Check each line of the data for "this" and select those that have it.

◆ **Task data**:
******************************
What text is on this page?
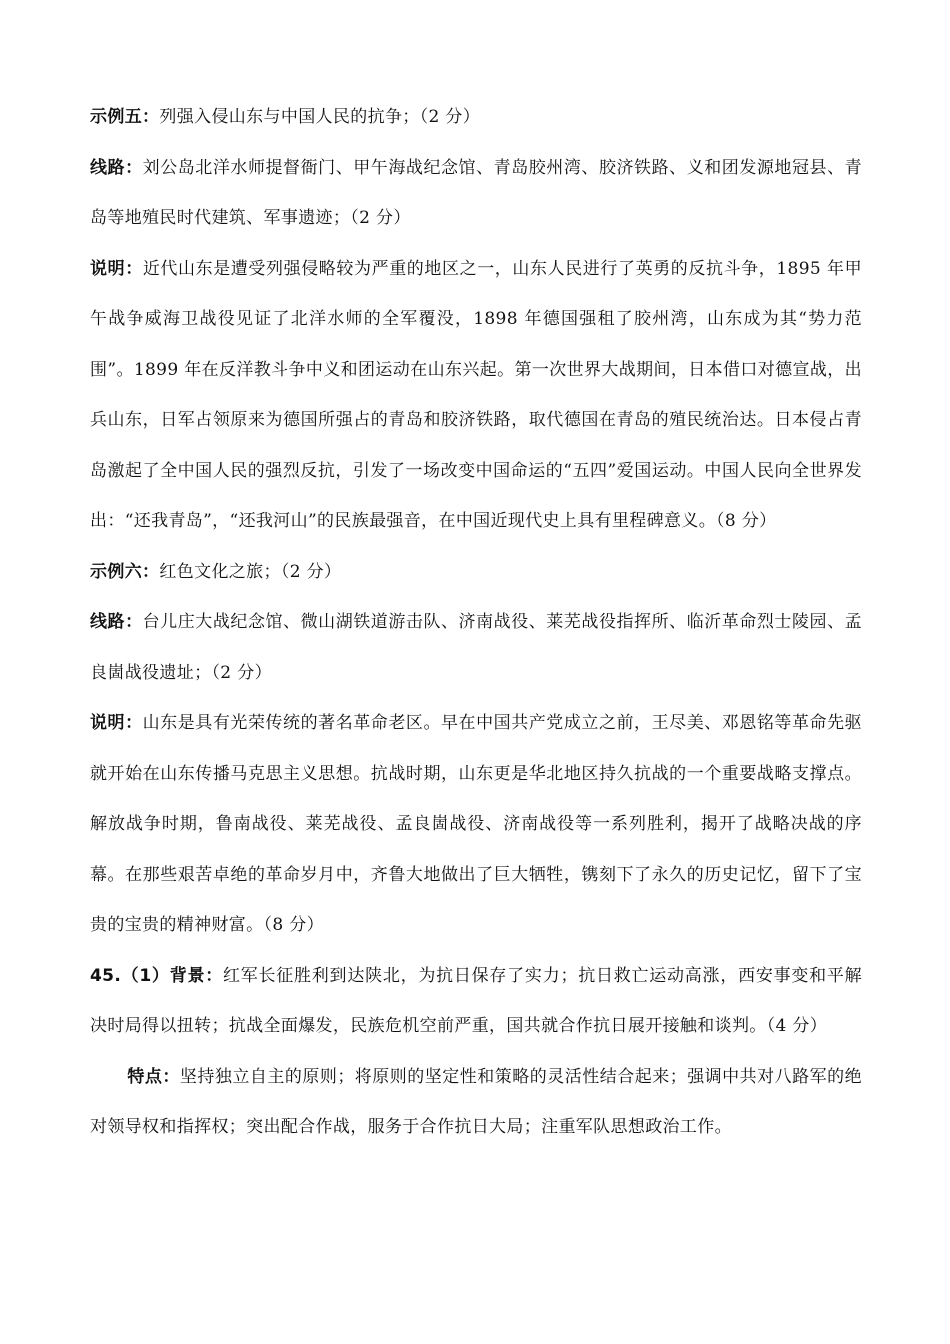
示例五：列强入侵山东与中国人民的抗争；（2 分）

线路：刘公岛北洋水师提督衙门、甲午海战纪念馆、青岛胶州湾、胶济铁路、义和团发源地冠县、青岛等地殖民时代建筑、军事遗迹；（2 分）

说明：近代山东是遭受列强侵略较为严重的地区之一，山东人民进行了英勇的反抗斗争，1895 年甲午战争威海卫战役见证了北洋水师的全军覆没，1898 年德国强租了胶州湾，山东成为其“势力范围”。1899 年在反洋教斗争中义和团运动在山东兴起。第一次世界大战期间，日本借口对德宣战，出兵山东，日军占领原来为德国所强占的青岛和胶济铁路，取代德国在青岛的殖民统治达。日本侵占青岛激起了全中国人民的强烈反抗，引发了一场改变中国命运的“五四”爱国运动。中国人民向全世界发出：“还我青岛”，“还我河山”的民族最强音，在中国近现代史上具有里程碑意义。（8 分）

示例六：红色文化之旅；（2 分）

线路：台儿庄大战纪念馆、微山湖铁道游击队、济南战役、莱芜战役指挥所、临沂革命烈士陵园、孟良崮战役遗址；（2 分）

说明：山东是具有光荣传统的著名革命老区。早在中国共产党成立之前，王尽美、邓恩铭等革命先驱就开始在山东传播马克思主义思想。抗战时期，山东更是华北地区持久抗战的一个重要战略支撑点。解放战争时期，鲁南战役、莱芜战役、孟良崮战役、济南战役等一系列胜利，揭开了战略决战的序幕。在那些艰苦卓绝的革命岁月中，齐鲁大地做出了巨大牺牲，镌刻下了永久的历史记忆，留下了宝贵的宝贵的精神财富。（8 分）

45.（1）背景：红军长征胜利到达陕北，为抗日保存了实力；抗日救亡运动高涨，西安事变和平解决时局得以扭转；抗战全面爆发，民族危机空前严重，国共就合作抗日展开接触和谈判。（4 分）

特点：坚持独立自主的原则；将原则的坚定性和策略的灵活性结合起来；强调中共对八路军的绝对领导权和指挥权；突出配合作战，服务于合作抗日大局；注重军队思想政治工作。
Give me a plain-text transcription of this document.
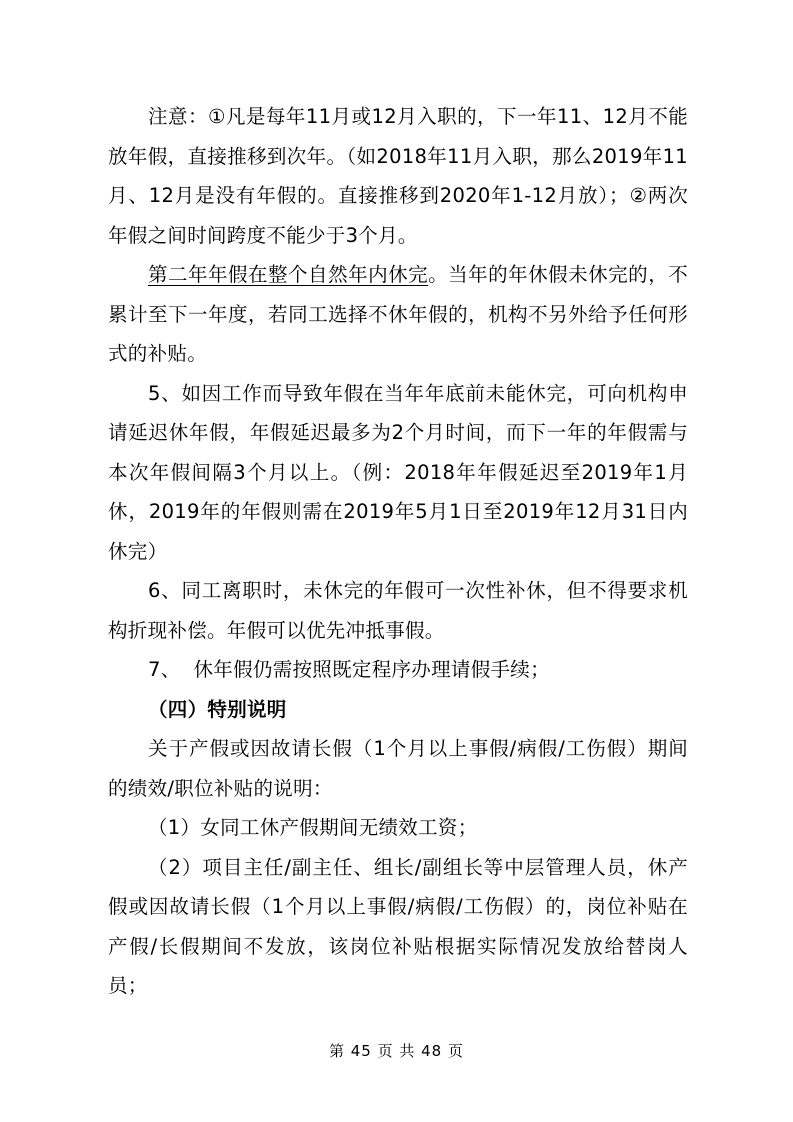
注意：①凡是每年11月或12月入职的，下一年11、12月不能放年假，直接推移到次年。（如2018年11月入职，那么2019年11月、12月是没有年假的。直接推移到2020年1-12月放）；②两次年假之间时间跨度不能少于3个月。

第二年年假在整个自然年内休完。当年的年休假未休完的，不累计至下一年度，若同工选择不休年假的，机构不另外给予任何形式的补贴。

5、如因工作而导致年假在当年年底前未能休完，可向机构申请延迟休年假，年假延迟最多为2个月时间，而下一年的年假需与本次年假间隔3个月以上。（例：2018年年假延迟至2019年1月休，2019年的年假则需在2019年5月1日至2019年12月31日内休完）

6、同工离职时，未休完的年假可一次性补休，但不得要求机构折现补偿。年假可以优先冲抵事假。

7、  休年假仍需按照既定程序办理请假手续；

（四）特别说明

关于产假或因故请长假（1个月以上事假/病假/工伤假）期间的绩效/职位补贴的说明：

（1）女同工休产假期间无绩效工资；

（2）项目主任/副主任、组长/副组长等中层管理人员，休产假或因故请长假（1个月以上事假/病假/工伤假）的，岗位补贴在产假/长假期间不发放，该岗位补贴根据实际情况发放给替岗人员；

第 45 页 共 48 页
******************************
◆ **Exercise output**:
What text is on this page?
Give me a plain-text transcription of this document.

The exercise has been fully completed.